▶ Extracted material
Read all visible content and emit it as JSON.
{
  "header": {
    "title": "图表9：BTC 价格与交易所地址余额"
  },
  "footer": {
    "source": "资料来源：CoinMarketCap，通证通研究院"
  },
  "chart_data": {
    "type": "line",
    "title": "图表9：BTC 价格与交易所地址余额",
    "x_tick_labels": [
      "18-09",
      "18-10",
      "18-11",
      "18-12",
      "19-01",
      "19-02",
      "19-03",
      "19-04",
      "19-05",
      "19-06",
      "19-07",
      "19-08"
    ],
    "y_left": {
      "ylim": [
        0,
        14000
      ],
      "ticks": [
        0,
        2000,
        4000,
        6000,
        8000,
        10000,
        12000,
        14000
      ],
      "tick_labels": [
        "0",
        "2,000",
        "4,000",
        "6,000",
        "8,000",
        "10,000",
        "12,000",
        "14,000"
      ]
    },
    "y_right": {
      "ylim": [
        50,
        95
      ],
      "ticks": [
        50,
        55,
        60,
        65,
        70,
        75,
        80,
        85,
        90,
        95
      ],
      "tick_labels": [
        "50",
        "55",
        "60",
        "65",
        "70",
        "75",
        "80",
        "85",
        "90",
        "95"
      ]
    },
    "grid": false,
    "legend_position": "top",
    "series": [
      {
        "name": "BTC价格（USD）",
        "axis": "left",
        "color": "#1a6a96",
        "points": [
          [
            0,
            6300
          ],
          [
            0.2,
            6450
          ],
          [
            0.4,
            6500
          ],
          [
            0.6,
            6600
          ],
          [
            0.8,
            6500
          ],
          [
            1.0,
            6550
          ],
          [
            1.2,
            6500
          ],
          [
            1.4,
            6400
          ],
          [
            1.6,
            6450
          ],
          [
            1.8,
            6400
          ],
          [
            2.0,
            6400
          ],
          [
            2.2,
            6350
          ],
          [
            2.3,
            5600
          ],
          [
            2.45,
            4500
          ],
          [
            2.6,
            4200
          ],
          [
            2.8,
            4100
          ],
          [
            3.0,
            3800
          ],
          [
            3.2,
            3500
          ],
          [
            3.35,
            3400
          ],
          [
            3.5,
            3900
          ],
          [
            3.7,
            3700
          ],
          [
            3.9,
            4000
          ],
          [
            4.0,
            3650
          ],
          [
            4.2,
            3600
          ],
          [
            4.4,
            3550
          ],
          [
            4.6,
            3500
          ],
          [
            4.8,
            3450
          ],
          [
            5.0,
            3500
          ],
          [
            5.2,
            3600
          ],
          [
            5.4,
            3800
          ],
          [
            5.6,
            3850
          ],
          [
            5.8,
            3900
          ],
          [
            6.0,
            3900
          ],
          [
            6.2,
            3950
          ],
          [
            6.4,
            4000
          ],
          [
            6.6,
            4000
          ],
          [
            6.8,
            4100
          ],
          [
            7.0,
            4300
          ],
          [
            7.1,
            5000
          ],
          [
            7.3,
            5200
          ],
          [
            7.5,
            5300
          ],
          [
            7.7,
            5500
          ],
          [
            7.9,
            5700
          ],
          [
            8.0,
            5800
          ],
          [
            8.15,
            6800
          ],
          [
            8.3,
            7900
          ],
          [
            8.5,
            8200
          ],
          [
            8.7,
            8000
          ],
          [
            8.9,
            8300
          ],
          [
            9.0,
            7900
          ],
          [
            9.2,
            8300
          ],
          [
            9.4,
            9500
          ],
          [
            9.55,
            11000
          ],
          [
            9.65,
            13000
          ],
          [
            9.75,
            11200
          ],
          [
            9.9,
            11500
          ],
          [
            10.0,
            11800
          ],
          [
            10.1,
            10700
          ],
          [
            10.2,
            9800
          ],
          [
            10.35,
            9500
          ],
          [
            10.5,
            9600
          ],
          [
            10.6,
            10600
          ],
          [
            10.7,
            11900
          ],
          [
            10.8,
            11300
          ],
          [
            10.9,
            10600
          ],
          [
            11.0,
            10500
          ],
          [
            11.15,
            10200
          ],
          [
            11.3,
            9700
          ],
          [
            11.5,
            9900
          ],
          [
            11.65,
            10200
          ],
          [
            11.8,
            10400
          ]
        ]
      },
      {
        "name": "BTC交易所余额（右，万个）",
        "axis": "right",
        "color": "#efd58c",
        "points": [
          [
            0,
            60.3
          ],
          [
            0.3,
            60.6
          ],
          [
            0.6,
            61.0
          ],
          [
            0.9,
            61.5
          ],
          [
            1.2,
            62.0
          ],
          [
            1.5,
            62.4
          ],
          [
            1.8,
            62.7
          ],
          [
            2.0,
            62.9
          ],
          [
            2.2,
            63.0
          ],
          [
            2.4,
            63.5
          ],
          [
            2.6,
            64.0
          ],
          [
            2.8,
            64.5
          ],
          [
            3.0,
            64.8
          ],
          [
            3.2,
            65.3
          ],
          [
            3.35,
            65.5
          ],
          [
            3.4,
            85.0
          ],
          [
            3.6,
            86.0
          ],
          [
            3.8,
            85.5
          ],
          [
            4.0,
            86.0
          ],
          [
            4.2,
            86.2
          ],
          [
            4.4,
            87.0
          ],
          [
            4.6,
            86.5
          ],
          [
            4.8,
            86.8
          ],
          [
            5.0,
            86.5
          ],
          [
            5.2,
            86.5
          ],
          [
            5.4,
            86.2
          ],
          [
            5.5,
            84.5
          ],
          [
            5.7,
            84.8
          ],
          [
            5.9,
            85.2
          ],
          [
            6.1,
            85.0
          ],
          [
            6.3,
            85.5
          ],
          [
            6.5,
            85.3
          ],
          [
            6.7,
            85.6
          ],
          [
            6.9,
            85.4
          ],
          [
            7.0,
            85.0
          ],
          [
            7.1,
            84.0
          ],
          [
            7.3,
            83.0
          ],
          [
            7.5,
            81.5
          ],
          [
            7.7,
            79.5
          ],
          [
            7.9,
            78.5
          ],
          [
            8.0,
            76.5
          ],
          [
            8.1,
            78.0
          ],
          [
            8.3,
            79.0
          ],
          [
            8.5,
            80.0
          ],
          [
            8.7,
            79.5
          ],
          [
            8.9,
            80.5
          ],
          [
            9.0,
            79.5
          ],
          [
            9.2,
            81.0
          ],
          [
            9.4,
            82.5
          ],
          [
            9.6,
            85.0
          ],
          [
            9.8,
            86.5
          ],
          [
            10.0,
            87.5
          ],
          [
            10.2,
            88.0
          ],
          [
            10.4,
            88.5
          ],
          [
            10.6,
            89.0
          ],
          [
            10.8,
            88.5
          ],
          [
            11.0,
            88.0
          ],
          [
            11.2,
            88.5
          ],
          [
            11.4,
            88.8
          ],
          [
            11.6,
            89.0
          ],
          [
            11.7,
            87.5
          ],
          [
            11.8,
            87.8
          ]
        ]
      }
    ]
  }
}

▶ Your objective
Go through the records and print each one exactly.

▶ Response below
Read all visible content and emit it as JSON.
{
  "header": {
    "title": "图表9：BTC 价格与交易所地址余额"
  },
  "footer": {
    "source": "资料来源：CoinMarketCap，通证通研究院"
  },
  "chart_data": {
    "type": "line",
    "title": "图表9：BTC 价格与交易所地址余额",
    "x_tick_labels": [
      "18-09",
      "18-10",
      "18-11",
      "18-12",
      "19-01",
      "19-02",
      "19-03",
      "19-04",
      "19-05",
      "19-06",
      "19-07",
      "19-08"
    ],
    "y_left": {
      "ylim": [
        0,
        14000
      ],
      "ticks": [
        0,
        2000,
        4000,
        6000,
        8000,
        10000,
        12000,
        14000
      ],
      "tick_labels": [
        "0",
        "2,000",
        "4,000",
        "6,000",
        "8,000",
        "10,000",
        "12,000",
        "14,000"
      ]
    },
    "y_right": {
      "ylim": [
        50,
        95
      ],
      "ticks": [
        50,
        55,
        60,
        65,
        70,
        75,
        80,
        85,
        90,
        95
      ],
      "tick_labels": [
        "50",
        "55",
        "60",
        "65",
        "70",
        "75",
        "80",
        "85",
        "90",
        "95"
      ]
    },
    "grid": false,
    "legend_position": "top",
    "series": [
      {
        "name": "BTC价格（USD）",
        "axis": "left",
        "color": "#1a6a96",
        "points": [
          [
            0,
            6300
          ],
          [
            0.2,
            6450
          ],
          [
            0.4,
            6500
          ],
          [
            0.6,
            6600
          ],
          [
            0.8,
            6500
          ],
          [
            1.0,
            6550
          ],
          [
            1.2,
            6500
          ],
          [
            1.4,
            6400
          ],
          [
            1.6,
            6450
          ],
          [
            1.8,
            6400
          ],
          [
            2.0,
            6400
          ],
          [
            2.2,
            6350
          ],
          [
            2.3,
            5600
          ],
          [
            2.45,
            4500
          ],
          [
            2.6,
            4200
          ],
          [
            2.8,
            4100
          ],
          [
            3.0,
            3800
          ],
          [
            3.2,
            3500
          ],
          [
            3.35,
            3400
          ],
          [
            3.5,
            3900
          ],
          [
            3.7,
            3700
          ],
          [
            3.9,
            4000
          ],
          [
            4.0,
            3650
          ],
          [
            4.2,
            3600
          ],
          [
            4.4,
            3550
          ],
          [
            4.6,
            3500
          ],
          [
            4.8,
            3450
          ],
          [
            5.0,
            3500
          ],
          [
            5.2,
            3600
          ],
          [
            5.4,
            3800
          ],
          [
            5.6,
            3850
          ],
          [
            5.8,
            3900
          ],
          [
            6.0,
            3900
          ],
          [
            6.2,
            3950
          ],
          [
            6.4,
            4000
          ],
          [
            6.6,
            4000
          ],
          [
            6.8,
            4100
          ],
          [
            7.0,
            4300
          ],
          [
            7.1,
            5000
          ],
          [
            7.3,
            5200
          ],
          [
            7.5,
            5300
          ],
          [
            7.7,
            5500
          ],
          [
            7.9,
            5700
          ],
          [
            8.0,
            5800
          ],
          [
            8.15,
            6800
          ],
          [
            8.3,
            7900
          ],
          [
            8.5,
            8200
          ],
          [
            8.7,
            8000
          ],
          [
            8.9,
            8300
          ],
          [
            9.0,
            7900
          ],
          [
            9.2,
            8300
          ],
          [
            9.4,
            9500
          ],
          [
            9.55,
            11000
          ],
          [
            9.65,
            13000
          ],
          [
            9.75,
            11200
          ],
          [
            9.9,
            11500
          ],
          [
            10.0,
            11800
          ],
          [
            10.1,
            10700
          ],
          [
            10.2,
            9800
          ],
          [
            10.35,
            9500
          ],
          [
            10.5,
            9600
          ],
          [
            10.6,
            10600
          ],
          [
            10.7,
            11900
          ],
          [
            10.8,
            11300
          ],
          [
            10.9,
            10600
          ],
          [
            11.0,
            10500
          ],
          [
            11.15,
            10200
          ],
          [
            11.3,
            9700
          ],
          [
            11.5,
            9900
          ],
          [
            11.65,
            10200
          ],
          [
            11.8,
            10400
          ]
        ]
      },
      {
        "name": "BTC交易所余额（右，万个）",
        "axis": "right",
        "color": "#efd58c",
        "points": [
          [
            0,
            60.3
          ],
          [
            0.3,
            60.6
          ],
          [
            0.6,
            61.0
          ],
          [
            0.9,
            61.5
          ],
          [
            1.2,
            62.0
          ],
          [
            1.5,
            62.4
          ],
          [
            1.8,
            62.7
          ],
          [
            2.0,
            62.9
          ],
          [
            2.2,
            63.0
          ],
          [
            2.4,
            63.5
          ],
          [
            2.6,
            64.0
          ],
          [
            2.8,
            64.5
          ],
          [
            3.0,
            64.8
          ],
          [
            3.2,
            65.3
          ],
          [
            3.35,
            65.5
          ],
          [
            3.4,
            85.0
          ],
          [
            3.6,
            86.0
          ],
          [
            3.8,
            85.5
          ],
          [
            4.0,
            86.0
          ],
          [
            4.2,
            86.2
          ],
          [
            4.4,
            87.0
          ],
          [
            4.6,
            86.5
          ],
          [
            4.8,
            86.8
          ],
          [
            5.0,
            86.5
          ],
          [
            5.2,
            86.5
          ],
          [
            5.4,
            86.2
          ],
          [
            5.5,
            84.5
          ],
          [
            5.7,
            84.8
          ],
          [
            5.9,
            85.2
          ],
          [
            6.1,
            85.0
          ],
          [
            6.3,
            85.5
          ],
          [
            6.5,
            85.3
          ],
          [
            6.7,
            85.6
          ],
          [
            6.9,
            85.4
          ],
          [
            7.0,
            85.0
          ],
          [
            7.1,
            84.0
          ],
          [
            7.3,
            83.0
          ],
          [
            7.5,
            81.5
          ],
          [
            7.7,
            79.5
          ],
          [
            7.9,
            78.5
          ],
          [
            8.0,
            76.5
          ],
          [
            8.1,
            78.0
          ],
          [
            8.3,
            79.0
          ],
          [
            8.5,
            80.0
          ],
          [
            8.7,
            79.5
          ],
          [
            8.9,
            80.5
          ],
          [
            9.0,
            79.5
          ],
          [
            9.2,
            81.0
          ],
          [
            9.4,
            82.5
          ],
          [
            9.6,
            85.0
          ],
          [
            9.8,
            86.5
          ],
          [
            10.0,
            87.5
          ],
          [
            10.2,
            88.0
          ],
          [
            10.4,
            88.5
          ],
          [
            10.6,
            89.0
          ],
          [
            10.8,
            88.5
          ],
          [
            11.0,
            88.0
          ],
          [
            11.2,
            88.5
          ],
          [
            11.4,
            88.8
          ],
          [
            11.6,
            89.0
          ],
          [
            11.7,
            87.5
          ],
          [
            11.8,
            87.8
          ]
        ]
      }
    ]
  }
}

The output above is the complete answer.